[Records]

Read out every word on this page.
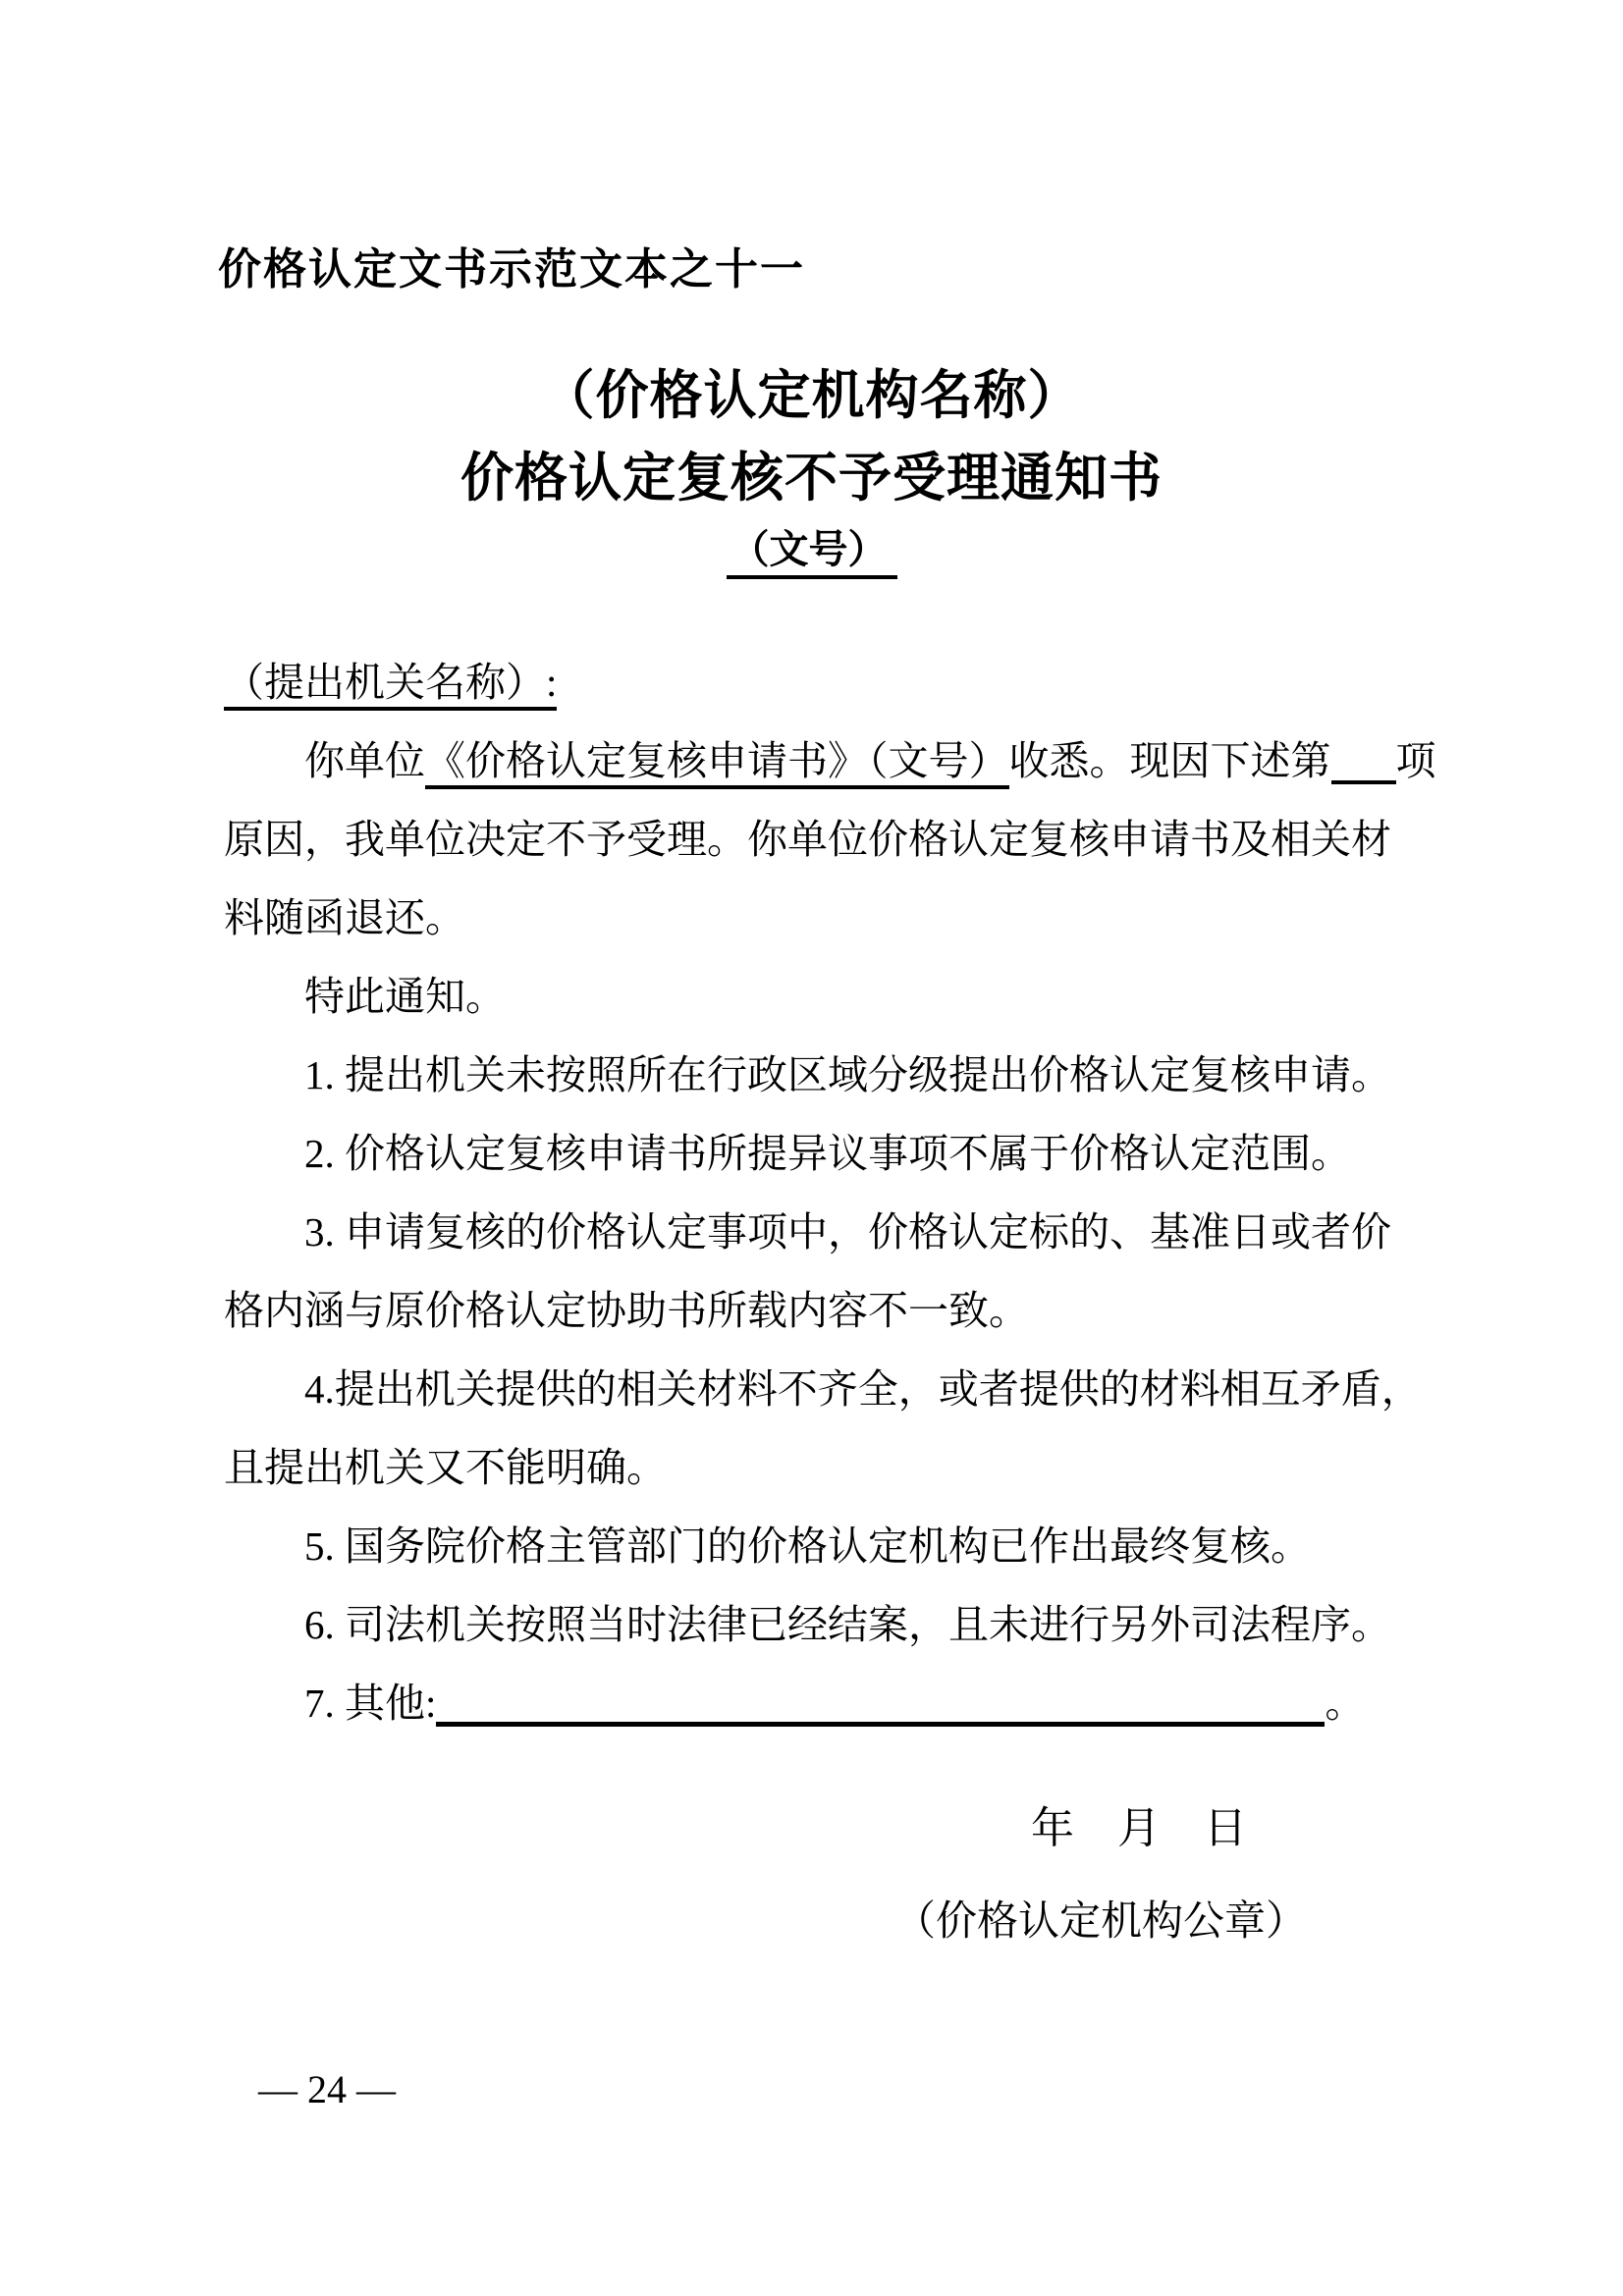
价格认定文书示范文本之十一
（价格认定机构名称）
价格认定复核不予受理通知书
（文号）
（提出机关名称）:
你单位《价格认定复核申请书》（文号）收悉。现因下述第 项
原因，我单位决定不予受理。你单位价格认定复核申请书及相关材
料随函退还。
特此通知。
1. 提出机关未按照所在行政区域分级提出价格认定复核申请。
2. 价格认定复核申请书所提异议事项不属于价格认定范围。
3. 申请复核的价格认定事项中，价格认定标的、基准日或者价
格内涵与原价格认定协助书所载内容不一致。
4.提出机关提供的相关材料不齐全，或者提供的材料相互矛盾，
且提出机关又不能明确。
5. 国务院价格主管部门的价格认定机构已作出最终复核。
6. 司法机关按照当时法律已经结案，且未进行另外司法程序。
7. 其他:	。
年　月　日
（价格认定机构公章）
— 24 —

[What is being asked] Make an exact copy of the data above, pictures excluded.

[Expected answer]
Read out every word on this page.
价格认定文书示范文本之十一
（价格认定机构名称）
价格认定复核不予受理通知书
（文号）
（提出机关名称）:
你单位《价格认定复核申请书》（文号）收悉。现因下述第 项
原因，我单位决定不予受理。你单位价格认定复核申请书及相关材
料随函退还。
特此通知。
1. 提出机关未按照所在行政区域分级提出价格认定复核申请。
2. 价格认定复核申请书所提异议事项不属于价格认定范围。
3. 申请复核的价格认定事项中，价格认定标的、基准日或者价
格内涵与原价格认定协助书所载内容不一致。
4.提出机关提供的相关材料不齐全，或者提供的材料相互矛盾，
且提出机关又不能明确。
5. 国务院价格主管部门的价格认定机构已作出最终复核。
6. 司法机关按照当时法律已经结案，且未进行另外司法程序。
7. 其他:	。
年　月　日
（价格认定机构公章）
— 24 —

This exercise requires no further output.